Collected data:

[START]

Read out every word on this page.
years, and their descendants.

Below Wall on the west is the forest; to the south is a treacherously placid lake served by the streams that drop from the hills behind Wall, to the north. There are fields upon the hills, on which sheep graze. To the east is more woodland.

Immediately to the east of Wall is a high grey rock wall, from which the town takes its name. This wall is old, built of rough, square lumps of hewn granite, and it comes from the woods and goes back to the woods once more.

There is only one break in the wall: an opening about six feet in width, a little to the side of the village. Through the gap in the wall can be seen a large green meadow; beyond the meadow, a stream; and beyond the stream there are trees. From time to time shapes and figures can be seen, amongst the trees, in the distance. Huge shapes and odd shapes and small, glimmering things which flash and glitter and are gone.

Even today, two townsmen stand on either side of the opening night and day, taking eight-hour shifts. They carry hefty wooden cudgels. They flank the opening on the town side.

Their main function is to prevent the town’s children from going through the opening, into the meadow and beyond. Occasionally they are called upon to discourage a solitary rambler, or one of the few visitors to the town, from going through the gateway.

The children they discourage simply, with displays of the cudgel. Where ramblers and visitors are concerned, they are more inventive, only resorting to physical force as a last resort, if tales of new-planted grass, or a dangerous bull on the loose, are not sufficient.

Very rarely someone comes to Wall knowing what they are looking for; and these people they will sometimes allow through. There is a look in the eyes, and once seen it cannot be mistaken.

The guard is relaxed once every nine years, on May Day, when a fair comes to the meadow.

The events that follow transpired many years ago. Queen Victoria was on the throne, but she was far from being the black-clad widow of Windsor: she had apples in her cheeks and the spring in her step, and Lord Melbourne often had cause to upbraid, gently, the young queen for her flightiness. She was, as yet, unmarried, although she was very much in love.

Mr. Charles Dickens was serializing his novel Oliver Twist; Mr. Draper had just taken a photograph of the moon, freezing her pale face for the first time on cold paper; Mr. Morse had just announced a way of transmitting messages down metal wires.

[END]

WHAT THE EXERCISE ASKS: Give the number of lines containing the word "There". No other answer is needed.

IN RESPONSE: 3